■ **BRIEF**: What lines in the data hold the string "terbentuk"? Show them.

■ **DATA FOR THE TASK**:
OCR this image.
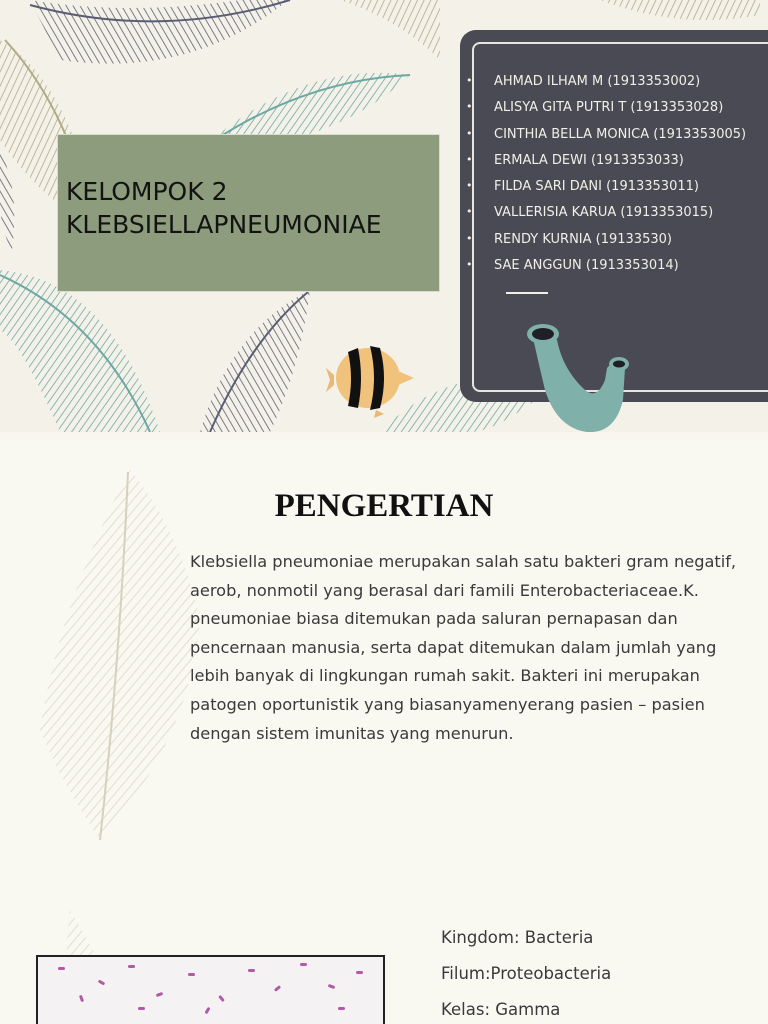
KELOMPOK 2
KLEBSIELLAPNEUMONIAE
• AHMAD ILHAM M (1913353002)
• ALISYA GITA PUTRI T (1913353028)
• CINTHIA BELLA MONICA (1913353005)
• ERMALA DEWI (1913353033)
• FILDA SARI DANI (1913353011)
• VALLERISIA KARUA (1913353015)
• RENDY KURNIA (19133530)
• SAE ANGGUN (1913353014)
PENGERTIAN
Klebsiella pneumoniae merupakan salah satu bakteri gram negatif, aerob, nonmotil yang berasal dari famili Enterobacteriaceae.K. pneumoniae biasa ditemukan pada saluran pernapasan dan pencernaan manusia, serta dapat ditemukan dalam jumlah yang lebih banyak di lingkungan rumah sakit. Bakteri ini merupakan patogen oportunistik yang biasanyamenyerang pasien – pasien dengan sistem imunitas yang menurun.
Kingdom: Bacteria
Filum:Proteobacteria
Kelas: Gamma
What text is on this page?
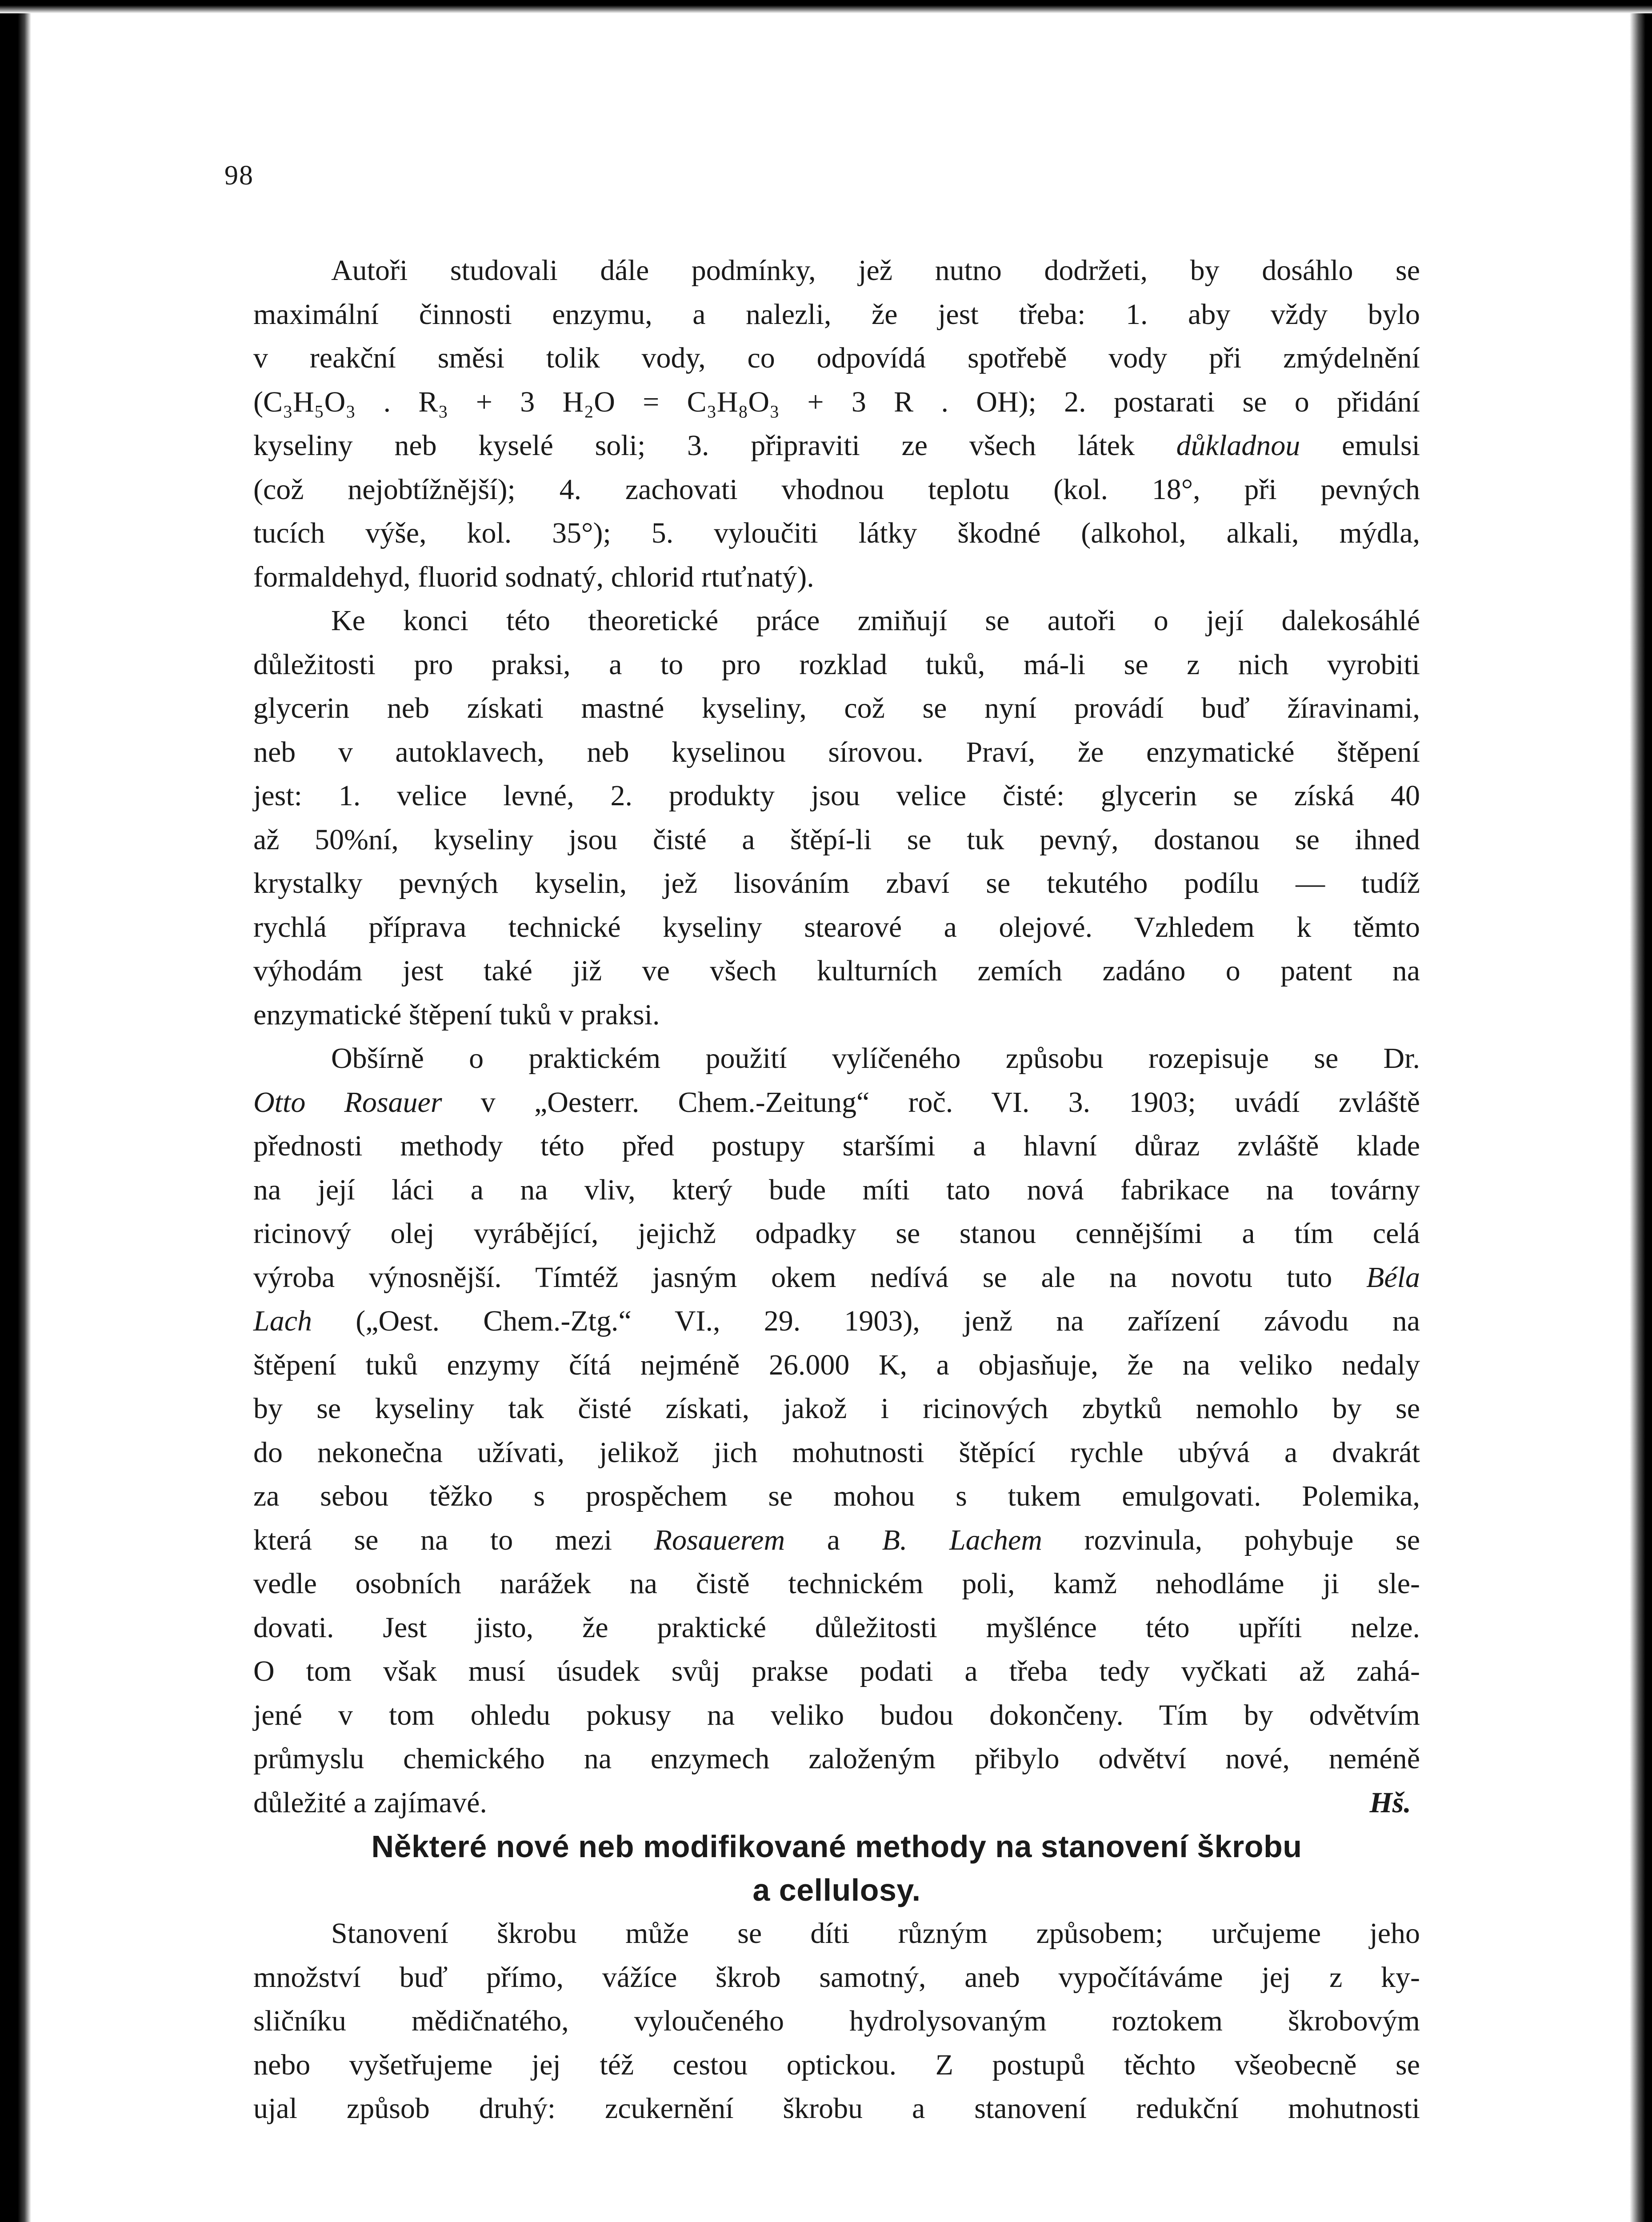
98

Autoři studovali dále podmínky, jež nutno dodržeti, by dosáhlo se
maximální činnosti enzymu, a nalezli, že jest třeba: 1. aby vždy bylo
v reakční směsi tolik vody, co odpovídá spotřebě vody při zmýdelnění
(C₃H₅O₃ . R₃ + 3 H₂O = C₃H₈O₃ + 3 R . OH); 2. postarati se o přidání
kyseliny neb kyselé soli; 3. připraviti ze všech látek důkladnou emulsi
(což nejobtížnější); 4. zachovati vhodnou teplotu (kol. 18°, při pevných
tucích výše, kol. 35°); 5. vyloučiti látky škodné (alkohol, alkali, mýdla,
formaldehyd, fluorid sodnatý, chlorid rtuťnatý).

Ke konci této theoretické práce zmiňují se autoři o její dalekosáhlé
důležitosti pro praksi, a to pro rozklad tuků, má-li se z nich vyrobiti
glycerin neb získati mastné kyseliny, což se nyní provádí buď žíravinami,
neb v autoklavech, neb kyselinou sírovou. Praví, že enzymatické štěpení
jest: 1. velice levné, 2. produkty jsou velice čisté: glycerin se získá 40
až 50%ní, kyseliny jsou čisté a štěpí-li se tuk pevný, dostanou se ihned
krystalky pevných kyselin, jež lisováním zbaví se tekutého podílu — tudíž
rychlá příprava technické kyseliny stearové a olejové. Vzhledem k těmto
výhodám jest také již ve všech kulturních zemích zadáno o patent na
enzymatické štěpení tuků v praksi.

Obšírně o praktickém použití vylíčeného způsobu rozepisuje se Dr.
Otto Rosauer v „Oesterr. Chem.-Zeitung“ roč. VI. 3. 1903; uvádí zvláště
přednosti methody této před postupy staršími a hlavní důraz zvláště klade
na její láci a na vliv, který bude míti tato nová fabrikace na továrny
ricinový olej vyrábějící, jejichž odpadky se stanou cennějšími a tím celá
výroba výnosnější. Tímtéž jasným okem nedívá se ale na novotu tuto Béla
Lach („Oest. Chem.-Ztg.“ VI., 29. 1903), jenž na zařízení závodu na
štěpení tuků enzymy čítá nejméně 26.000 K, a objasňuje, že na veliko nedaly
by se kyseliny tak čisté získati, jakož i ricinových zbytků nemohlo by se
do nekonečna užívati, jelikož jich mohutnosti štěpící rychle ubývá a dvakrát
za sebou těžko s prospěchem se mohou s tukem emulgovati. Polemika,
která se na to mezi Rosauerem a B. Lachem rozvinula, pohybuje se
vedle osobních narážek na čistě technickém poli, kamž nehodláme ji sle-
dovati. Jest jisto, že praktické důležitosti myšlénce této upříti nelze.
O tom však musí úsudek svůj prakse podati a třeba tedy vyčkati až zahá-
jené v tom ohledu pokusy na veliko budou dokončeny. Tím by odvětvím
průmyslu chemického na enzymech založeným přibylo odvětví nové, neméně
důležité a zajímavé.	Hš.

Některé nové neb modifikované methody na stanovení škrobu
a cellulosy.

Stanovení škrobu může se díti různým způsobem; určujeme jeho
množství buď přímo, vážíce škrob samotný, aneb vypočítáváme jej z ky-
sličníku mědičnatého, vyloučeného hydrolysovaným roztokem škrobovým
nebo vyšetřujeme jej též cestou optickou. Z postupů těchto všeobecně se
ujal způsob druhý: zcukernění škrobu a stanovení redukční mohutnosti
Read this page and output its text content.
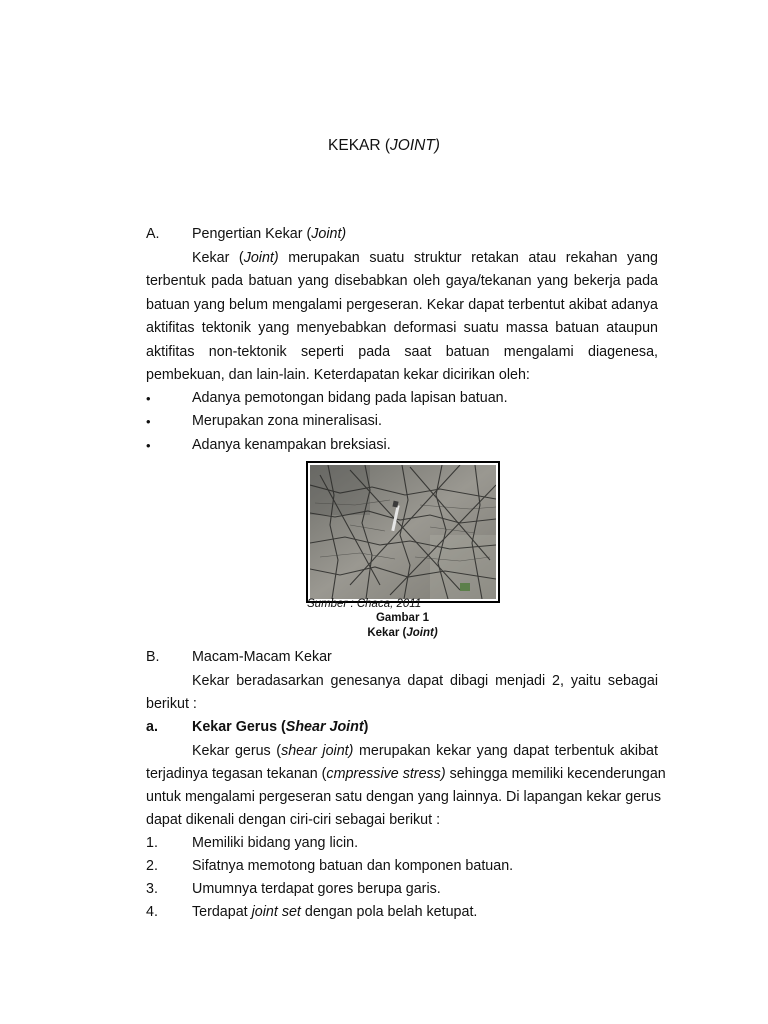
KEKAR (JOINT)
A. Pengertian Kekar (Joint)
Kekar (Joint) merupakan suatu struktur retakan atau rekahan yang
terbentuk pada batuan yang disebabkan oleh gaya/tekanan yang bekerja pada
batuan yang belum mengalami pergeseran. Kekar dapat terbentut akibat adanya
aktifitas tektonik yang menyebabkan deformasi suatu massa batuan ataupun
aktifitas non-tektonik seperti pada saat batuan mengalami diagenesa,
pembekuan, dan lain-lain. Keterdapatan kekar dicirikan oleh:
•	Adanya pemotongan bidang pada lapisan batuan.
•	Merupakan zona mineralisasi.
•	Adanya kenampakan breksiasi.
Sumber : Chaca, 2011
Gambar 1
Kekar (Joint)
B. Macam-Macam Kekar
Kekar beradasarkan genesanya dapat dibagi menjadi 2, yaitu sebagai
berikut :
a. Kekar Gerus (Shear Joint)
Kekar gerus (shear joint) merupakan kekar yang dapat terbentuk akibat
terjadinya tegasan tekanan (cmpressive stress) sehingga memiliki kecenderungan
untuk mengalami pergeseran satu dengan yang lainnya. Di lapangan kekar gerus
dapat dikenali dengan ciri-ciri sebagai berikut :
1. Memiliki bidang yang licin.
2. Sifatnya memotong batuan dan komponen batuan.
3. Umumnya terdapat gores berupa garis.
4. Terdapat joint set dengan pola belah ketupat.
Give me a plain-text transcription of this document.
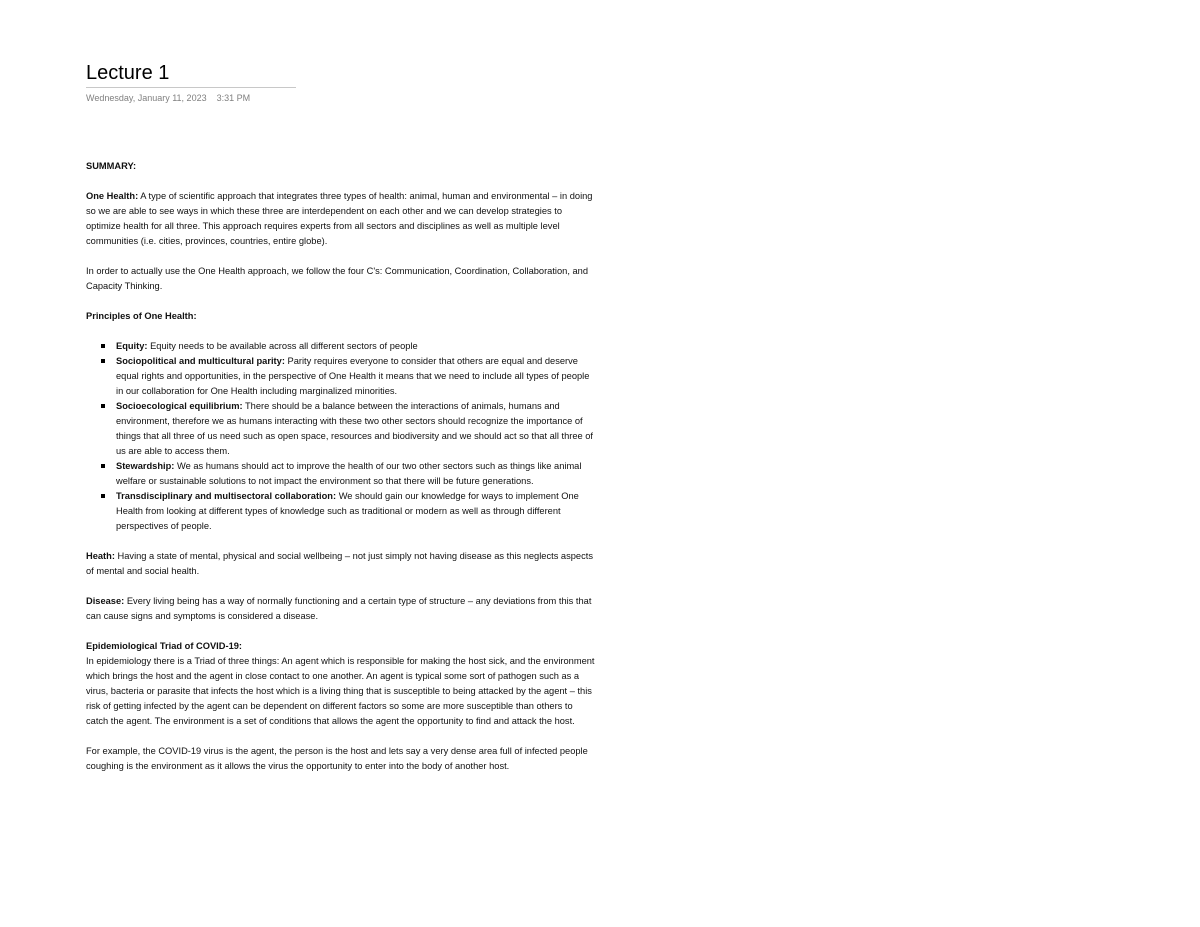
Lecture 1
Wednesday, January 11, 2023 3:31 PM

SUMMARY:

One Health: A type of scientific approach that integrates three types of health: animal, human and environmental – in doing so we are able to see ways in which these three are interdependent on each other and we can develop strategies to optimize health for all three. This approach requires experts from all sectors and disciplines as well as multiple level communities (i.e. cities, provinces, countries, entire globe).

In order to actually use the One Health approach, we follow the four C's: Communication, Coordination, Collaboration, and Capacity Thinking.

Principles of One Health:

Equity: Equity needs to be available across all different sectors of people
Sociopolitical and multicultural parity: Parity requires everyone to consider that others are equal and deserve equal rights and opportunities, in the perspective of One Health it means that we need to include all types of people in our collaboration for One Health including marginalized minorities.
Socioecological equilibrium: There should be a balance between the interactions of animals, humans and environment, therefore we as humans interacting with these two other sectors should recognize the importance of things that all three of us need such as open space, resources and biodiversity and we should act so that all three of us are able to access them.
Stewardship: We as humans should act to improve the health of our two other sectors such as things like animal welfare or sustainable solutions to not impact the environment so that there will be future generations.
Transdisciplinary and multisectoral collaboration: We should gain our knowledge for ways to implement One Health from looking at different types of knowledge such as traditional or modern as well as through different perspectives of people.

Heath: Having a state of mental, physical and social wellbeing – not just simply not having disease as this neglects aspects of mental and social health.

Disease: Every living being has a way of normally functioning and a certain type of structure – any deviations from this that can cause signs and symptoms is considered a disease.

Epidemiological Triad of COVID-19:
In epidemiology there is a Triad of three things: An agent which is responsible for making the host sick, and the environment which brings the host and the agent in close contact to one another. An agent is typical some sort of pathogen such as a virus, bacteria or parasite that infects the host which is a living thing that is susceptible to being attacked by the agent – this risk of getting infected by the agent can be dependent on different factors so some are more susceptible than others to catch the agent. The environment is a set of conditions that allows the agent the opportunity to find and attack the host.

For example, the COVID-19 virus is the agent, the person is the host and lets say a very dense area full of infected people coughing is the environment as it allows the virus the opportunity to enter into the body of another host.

■ **COMPLETED EXERCISE**:
terbentuk pada batuan yang disebabkan oleh gaya/tekanan yang bekerja pada
Kekar gerus (shear joint) merupakan kekar yang dapat terbentuk akibat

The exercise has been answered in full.